» Directions for this task:
Copy out all the lines where "name" shows up.

(Dataset items)

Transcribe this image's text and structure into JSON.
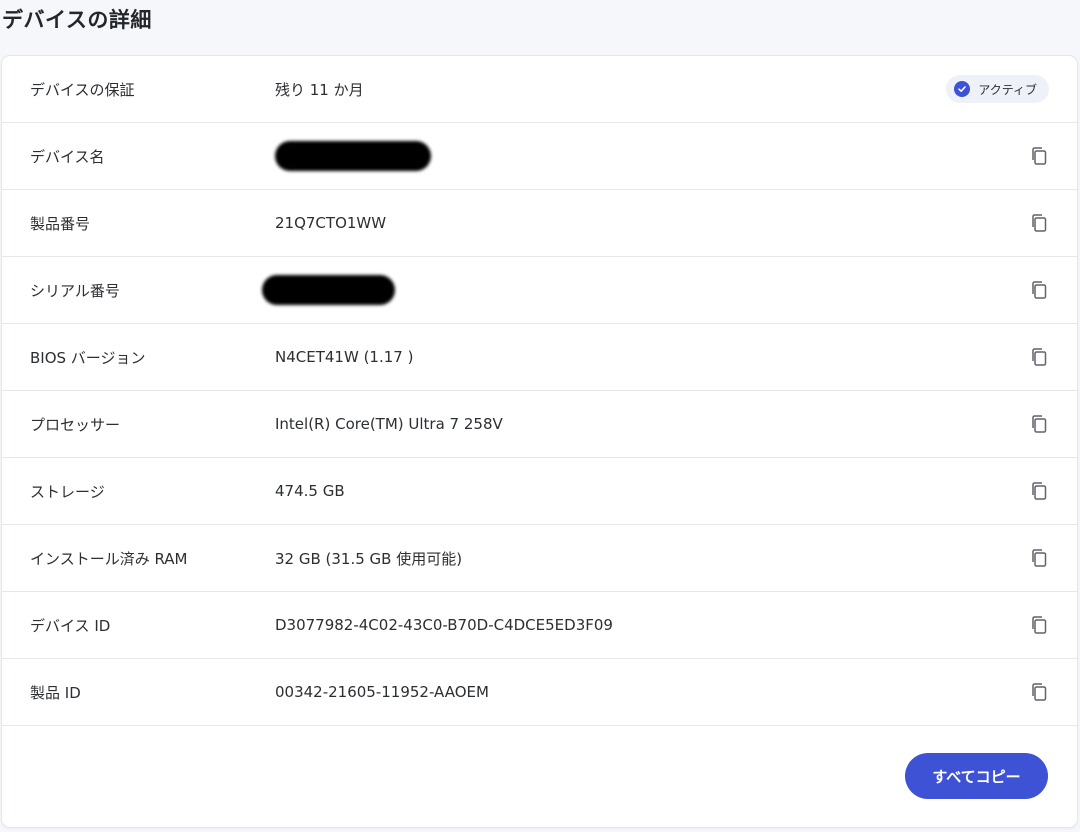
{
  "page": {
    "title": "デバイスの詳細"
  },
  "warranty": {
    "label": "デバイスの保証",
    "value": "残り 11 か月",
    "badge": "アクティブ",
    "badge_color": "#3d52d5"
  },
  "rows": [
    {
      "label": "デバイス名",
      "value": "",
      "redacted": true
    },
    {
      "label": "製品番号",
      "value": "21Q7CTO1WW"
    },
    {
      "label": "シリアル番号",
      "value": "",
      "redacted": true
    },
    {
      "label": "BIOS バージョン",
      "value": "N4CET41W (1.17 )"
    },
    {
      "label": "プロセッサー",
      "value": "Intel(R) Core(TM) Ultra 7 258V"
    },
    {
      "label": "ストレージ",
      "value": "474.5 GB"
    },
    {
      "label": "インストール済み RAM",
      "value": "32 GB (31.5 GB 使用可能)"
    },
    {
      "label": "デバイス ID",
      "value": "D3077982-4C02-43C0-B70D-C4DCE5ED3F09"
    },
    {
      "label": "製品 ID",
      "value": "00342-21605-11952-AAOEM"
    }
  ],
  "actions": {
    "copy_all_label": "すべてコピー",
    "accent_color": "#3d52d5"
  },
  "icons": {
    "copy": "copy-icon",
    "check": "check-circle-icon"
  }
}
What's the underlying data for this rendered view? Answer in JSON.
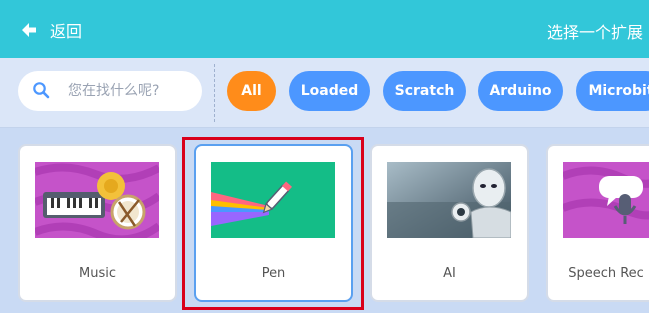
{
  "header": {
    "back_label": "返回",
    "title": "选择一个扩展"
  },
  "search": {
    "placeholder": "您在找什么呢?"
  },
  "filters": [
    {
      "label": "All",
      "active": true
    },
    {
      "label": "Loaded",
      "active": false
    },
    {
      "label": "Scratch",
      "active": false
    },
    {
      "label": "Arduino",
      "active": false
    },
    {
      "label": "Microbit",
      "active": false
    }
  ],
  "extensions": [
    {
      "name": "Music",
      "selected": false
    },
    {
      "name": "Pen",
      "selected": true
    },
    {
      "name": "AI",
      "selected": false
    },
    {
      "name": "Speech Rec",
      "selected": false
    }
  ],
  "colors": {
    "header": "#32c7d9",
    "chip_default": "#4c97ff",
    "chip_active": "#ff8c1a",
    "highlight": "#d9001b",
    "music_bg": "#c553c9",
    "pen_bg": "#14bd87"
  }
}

» Exercise response:
      "name": "Music",
      "name": "Pen",
      "name": "AI",
      "name": "Speech Rec",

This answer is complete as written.